*TASK OBJECTIVE:* These records must be written out again exactly.

*DATA RECORDS:*
%%
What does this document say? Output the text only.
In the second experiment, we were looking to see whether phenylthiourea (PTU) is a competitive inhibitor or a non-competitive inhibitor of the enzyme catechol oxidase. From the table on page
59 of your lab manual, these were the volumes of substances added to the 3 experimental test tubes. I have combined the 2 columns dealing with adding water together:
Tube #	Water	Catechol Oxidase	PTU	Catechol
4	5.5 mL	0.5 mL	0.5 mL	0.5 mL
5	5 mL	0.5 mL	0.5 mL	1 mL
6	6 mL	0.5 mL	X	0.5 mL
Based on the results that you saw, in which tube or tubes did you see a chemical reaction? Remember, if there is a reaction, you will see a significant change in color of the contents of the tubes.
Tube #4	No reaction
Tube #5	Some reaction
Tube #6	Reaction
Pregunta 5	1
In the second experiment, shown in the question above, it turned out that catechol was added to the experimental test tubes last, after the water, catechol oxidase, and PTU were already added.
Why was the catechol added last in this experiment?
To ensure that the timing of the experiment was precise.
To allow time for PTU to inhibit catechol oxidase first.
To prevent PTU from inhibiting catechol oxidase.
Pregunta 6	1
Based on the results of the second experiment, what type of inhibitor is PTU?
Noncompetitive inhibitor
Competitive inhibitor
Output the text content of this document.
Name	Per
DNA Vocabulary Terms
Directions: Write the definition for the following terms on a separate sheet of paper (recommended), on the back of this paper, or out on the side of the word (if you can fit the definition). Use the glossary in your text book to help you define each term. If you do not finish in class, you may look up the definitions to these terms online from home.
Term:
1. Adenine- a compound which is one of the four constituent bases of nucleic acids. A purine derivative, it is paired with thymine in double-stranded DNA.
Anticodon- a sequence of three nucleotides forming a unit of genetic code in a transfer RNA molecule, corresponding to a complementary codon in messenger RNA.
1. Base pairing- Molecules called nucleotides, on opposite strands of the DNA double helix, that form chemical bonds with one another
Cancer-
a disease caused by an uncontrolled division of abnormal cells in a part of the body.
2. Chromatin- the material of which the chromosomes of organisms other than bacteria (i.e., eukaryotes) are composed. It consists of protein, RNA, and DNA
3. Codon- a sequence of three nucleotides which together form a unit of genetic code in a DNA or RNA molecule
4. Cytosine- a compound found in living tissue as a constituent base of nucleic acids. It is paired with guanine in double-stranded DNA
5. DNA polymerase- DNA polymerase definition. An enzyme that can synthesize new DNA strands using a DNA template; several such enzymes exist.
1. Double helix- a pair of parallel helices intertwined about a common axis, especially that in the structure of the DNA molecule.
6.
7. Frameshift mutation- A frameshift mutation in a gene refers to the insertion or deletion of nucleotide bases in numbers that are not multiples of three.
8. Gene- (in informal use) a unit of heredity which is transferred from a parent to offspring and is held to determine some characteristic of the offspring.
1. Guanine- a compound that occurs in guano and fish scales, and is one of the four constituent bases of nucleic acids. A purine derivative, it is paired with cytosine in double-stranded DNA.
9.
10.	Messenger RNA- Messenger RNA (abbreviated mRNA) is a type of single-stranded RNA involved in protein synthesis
%%
*EXPECTED ANSWER:*
What does this document say? Output the text only.
In the second experiment, we were looking to see whether phenylthiourea (PTU) is a competitive inhibitor or a non-competitive inhibitor of the enzyme catechol oxidase. From the table on page
59 of your lab manual, these were the volumes of substances added to the 3 experimental test tubes. I have combined the 2 columns dealing with adding water together:
Tube #	Water	Catechol Oxidase	PTU	Catechol
4	5.5 mL	0.5 mL	0.5 mL	0.5 mL
5	5 mL	0.5 mL	0.5 mL	1 mL
6	6 mL	0.5 mL	X	0.5 mL
Based on the results that you saw, in which tube or tubes did you see a chemical reaction? Remember, if there is a reaction, you will see a significant change in color of the contents of the tubes.
Tube #4	No reaction
Tube #5	Some reaction
Tube #6	Reaction
Pregunta 5	1
In the second experiment, shown in the question above, it turned out that catechol was added to the experimental test tubes last, after the water, catechol oxidase, and PTU were already added.
Why was the catechol added last in this experiment?
To ensure that the timing of the experiment was precise.
To allow time for PTU to inhibit catechol oxidase first.
To prevent PTU from inhibiting catechol oxidase.
Pregunta 6	1
Based on the results of the second experiment, what type of inhibitor is PTU?
Noncompetitive inhibitor
Competitive inhibitor
Output the text content of this document.
Name	Per
DNA Vocabulary Terms
Directions: Write the definition for the following terms on a separate sheet of paper (recommended), on the back of this paper, or out on the side of the word (if you can fit the definition). Use the glossary in your text book to help you define each term. If you do not finish in class, you may look up the definitions to these terms online from home.
Term:
1. Adenine- a compound which is one of the four constituent bases of nucleic acids. A purine derivative, it is paired with thymine in double-stranded DNA.
Anticodon- a sequence of three nucleotides forming a unit of genetic code in a transfer RNA molecule, corresponding to a complementary codon in messenger RNA.
1. Base pairing- Molecules called nucleotides, on opposite strands of the DNA double helix, that form chemical bonds with one another
Cancer-
a disease caused by an uncontrolled division of abnormal cells in a part of the body.
2. Chromatin- the material of which the chromosomes of organisms other than bacteria (i.e., eukaryotes) are composed. It consists of protein, RNA, and DNA
3. Codon- a sequence of three nucleotides which together form a unit of genetic code in a DNA or RNA molecule
4. Cytosine- a compound found in living tissue as a constituent base of nucleic acids. It is paired with guanine in double-stranded DNA
5. DNA polymerase- DNA polymerase definition. An enzyme that can synthesize new DNA strands using a DNA template; several such enzymes exist.
1. Double helix- a pair of parallel helices intertwined about a common axis, especially that in the structure of the DNA molecule.
6.
7. Frameshift mutation- A frameshift mutation in a gene refers to the insertion or deletion of nucleotide bases in numbers that are not multiples of three.
8. Gene- (in informal use) a unit of heredity which is transferred from a parent to offspring and is held to determine some characteristic of the offspring.
1. Guanine- a compound that occurs in guano and fish scales, and is one of the four constituent bases of nucleic acids. A purine derivative, it is paired with cytosine in double-stranded DNA.
9.
10.	Messenger RNA- Messenger RNA (abbreviated mRNA) is a type of single-stranded RNA involved in protein synthesis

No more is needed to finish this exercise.